Records from a collection of figures:
-----

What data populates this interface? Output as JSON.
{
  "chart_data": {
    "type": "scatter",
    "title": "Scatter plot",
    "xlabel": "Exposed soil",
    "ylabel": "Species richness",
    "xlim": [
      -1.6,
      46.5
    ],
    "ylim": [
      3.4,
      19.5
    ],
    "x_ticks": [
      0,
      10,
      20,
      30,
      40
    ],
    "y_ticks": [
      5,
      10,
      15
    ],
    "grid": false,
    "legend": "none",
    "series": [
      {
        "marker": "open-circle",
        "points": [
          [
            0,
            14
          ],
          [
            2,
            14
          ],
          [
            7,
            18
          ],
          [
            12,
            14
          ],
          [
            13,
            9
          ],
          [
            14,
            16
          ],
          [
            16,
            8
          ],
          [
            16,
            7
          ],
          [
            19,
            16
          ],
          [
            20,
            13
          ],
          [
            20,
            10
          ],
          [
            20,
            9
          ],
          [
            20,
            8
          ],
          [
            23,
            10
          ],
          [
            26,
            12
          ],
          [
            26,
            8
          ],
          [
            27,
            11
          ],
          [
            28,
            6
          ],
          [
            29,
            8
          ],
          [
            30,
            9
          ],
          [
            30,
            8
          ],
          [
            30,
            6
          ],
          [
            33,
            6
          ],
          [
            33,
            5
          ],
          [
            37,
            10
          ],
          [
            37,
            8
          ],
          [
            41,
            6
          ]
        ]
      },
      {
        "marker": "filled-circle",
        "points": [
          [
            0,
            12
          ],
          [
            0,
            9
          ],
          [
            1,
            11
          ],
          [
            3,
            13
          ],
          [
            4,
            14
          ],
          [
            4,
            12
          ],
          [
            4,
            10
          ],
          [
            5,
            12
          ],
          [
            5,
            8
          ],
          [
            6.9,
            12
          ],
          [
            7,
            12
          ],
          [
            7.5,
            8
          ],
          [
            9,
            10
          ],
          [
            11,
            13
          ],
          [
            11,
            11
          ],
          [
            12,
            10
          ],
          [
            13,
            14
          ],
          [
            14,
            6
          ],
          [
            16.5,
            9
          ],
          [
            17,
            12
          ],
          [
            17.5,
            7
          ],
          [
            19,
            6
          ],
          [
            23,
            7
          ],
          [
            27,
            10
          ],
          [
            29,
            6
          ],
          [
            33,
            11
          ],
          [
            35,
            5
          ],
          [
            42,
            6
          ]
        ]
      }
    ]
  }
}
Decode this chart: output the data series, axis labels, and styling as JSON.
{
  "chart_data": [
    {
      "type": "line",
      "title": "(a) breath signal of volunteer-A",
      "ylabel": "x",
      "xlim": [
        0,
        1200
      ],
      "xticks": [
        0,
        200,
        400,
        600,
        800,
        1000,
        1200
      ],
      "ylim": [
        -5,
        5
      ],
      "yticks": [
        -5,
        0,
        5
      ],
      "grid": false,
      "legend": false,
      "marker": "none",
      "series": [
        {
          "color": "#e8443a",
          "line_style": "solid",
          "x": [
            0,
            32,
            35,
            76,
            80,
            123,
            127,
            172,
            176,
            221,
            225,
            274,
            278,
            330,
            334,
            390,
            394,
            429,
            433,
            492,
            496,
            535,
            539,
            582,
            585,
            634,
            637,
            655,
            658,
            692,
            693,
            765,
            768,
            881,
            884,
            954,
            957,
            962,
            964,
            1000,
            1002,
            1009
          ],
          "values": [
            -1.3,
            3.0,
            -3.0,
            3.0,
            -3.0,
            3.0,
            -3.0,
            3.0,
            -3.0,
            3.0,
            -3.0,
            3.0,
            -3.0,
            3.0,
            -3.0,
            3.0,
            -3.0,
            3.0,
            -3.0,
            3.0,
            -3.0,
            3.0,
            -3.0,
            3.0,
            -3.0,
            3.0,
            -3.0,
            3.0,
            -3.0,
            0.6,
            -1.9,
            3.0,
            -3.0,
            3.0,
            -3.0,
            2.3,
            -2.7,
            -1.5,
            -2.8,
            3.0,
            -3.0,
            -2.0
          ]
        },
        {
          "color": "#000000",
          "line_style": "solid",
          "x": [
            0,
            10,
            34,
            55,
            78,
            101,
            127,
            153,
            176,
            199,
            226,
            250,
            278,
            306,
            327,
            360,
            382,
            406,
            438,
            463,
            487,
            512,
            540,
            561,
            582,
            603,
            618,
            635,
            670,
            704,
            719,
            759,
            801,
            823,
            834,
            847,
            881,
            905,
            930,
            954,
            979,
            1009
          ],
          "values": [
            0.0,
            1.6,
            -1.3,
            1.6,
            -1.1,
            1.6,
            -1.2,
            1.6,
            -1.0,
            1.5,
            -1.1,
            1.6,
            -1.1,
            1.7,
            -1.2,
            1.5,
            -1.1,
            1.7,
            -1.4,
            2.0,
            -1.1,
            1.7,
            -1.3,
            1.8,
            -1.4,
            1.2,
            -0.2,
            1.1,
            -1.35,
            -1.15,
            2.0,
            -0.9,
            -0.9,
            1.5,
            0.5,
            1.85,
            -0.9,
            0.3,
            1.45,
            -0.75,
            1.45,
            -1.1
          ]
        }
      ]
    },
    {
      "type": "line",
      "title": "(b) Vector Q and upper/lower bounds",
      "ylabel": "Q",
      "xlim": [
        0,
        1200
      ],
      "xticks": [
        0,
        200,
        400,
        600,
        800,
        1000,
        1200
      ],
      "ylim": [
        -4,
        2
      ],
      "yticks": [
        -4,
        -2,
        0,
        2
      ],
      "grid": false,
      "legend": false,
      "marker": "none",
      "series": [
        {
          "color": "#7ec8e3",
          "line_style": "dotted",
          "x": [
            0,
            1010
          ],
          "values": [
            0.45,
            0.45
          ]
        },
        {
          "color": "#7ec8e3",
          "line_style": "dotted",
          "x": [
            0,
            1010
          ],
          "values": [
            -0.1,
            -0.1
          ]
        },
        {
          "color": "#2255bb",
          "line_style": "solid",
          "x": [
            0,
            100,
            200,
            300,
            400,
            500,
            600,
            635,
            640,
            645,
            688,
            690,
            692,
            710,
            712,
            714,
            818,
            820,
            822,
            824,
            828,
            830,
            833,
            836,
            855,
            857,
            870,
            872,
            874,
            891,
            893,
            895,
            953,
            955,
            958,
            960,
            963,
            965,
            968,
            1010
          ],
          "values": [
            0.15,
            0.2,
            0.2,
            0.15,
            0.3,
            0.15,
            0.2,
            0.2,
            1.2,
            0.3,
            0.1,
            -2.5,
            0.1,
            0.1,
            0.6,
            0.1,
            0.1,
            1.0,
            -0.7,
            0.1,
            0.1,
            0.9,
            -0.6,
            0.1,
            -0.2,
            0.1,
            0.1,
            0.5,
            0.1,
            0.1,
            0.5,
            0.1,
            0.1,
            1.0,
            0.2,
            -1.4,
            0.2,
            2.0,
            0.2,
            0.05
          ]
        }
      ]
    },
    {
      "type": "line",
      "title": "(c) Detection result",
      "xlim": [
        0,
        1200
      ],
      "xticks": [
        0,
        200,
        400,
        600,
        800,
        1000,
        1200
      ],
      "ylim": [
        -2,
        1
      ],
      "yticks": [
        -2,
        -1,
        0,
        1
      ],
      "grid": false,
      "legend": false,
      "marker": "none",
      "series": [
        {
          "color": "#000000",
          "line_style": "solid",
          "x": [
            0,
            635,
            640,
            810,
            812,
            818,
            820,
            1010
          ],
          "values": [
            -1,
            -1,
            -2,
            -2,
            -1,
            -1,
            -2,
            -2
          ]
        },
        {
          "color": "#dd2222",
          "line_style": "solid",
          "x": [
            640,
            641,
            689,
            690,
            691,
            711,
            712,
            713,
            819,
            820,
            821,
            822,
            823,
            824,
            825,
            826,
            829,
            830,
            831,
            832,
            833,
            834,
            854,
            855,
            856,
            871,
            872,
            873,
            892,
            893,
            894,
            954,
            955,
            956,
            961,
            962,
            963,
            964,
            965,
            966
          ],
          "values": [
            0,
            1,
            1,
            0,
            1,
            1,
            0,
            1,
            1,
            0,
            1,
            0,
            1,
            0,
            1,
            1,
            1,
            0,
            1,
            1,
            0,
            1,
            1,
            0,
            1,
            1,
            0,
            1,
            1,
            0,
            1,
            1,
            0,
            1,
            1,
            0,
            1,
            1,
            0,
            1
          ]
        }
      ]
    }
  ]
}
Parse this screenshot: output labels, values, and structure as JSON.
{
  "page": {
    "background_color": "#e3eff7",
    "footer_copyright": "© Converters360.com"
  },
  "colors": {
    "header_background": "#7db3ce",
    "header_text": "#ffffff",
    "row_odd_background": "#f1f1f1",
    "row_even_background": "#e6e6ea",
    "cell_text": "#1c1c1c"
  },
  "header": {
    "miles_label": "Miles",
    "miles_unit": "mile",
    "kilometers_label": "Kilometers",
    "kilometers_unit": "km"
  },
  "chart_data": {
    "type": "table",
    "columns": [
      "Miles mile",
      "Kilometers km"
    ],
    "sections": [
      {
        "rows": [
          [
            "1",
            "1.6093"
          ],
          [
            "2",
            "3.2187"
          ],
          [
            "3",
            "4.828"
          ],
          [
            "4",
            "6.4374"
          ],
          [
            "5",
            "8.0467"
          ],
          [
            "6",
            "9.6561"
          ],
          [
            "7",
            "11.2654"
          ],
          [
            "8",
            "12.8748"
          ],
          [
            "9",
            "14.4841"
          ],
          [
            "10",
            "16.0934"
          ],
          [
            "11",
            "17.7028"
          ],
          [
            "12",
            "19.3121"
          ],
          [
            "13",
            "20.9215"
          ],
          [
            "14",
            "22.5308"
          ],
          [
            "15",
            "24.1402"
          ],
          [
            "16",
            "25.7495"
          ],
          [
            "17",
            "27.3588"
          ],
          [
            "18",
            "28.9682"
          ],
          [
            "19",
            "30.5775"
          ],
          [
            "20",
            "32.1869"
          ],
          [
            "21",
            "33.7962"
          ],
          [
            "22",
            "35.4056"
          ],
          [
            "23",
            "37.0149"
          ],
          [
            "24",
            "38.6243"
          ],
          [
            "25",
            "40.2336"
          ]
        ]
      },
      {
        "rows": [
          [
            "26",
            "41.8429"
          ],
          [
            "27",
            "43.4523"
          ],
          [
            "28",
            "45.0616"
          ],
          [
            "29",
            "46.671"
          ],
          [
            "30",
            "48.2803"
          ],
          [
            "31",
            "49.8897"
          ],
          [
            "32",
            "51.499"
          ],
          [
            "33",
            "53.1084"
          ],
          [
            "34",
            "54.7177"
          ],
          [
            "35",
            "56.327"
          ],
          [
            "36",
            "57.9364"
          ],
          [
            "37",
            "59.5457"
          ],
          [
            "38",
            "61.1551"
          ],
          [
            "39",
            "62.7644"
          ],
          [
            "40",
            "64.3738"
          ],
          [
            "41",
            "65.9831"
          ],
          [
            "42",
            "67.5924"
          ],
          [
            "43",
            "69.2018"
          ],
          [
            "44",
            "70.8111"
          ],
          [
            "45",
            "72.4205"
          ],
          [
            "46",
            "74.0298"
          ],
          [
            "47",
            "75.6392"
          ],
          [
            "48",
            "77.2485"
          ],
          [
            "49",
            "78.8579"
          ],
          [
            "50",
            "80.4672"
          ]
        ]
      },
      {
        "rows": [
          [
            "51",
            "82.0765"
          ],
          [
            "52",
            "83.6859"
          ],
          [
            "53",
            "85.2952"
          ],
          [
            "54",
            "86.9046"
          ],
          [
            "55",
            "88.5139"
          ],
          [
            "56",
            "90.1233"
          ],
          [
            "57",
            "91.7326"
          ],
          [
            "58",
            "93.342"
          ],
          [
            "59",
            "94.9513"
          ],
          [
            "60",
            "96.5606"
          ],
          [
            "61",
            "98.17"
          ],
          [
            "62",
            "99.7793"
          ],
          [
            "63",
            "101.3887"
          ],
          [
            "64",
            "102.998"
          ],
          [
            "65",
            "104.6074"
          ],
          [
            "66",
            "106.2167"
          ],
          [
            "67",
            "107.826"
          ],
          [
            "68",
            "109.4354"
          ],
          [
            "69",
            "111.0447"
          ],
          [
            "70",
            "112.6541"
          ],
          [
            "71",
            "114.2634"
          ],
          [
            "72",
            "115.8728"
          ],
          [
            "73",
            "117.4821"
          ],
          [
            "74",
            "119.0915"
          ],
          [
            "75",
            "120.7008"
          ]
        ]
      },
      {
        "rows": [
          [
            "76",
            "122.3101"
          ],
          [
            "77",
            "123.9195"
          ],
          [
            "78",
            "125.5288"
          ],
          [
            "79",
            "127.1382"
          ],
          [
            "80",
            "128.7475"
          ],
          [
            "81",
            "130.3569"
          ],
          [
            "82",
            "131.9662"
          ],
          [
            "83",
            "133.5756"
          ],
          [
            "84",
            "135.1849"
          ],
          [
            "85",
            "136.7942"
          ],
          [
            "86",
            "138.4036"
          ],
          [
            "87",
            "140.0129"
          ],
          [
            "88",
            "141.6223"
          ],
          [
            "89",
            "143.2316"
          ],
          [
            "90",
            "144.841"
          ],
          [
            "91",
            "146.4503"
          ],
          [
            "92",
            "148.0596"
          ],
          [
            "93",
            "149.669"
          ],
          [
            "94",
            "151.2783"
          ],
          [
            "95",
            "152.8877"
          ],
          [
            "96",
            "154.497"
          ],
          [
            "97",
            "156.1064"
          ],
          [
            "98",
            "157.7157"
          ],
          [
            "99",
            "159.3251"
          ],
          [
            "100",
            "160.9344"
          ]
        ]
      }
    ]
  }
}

-----

■ **EXERCISE AIM**: Every line of the records that includes the word "circle" should be gathered.

■ **SOLUTION TO THIS TASK**:
        "marker": "open-circle",
        "marker": "filled-circle",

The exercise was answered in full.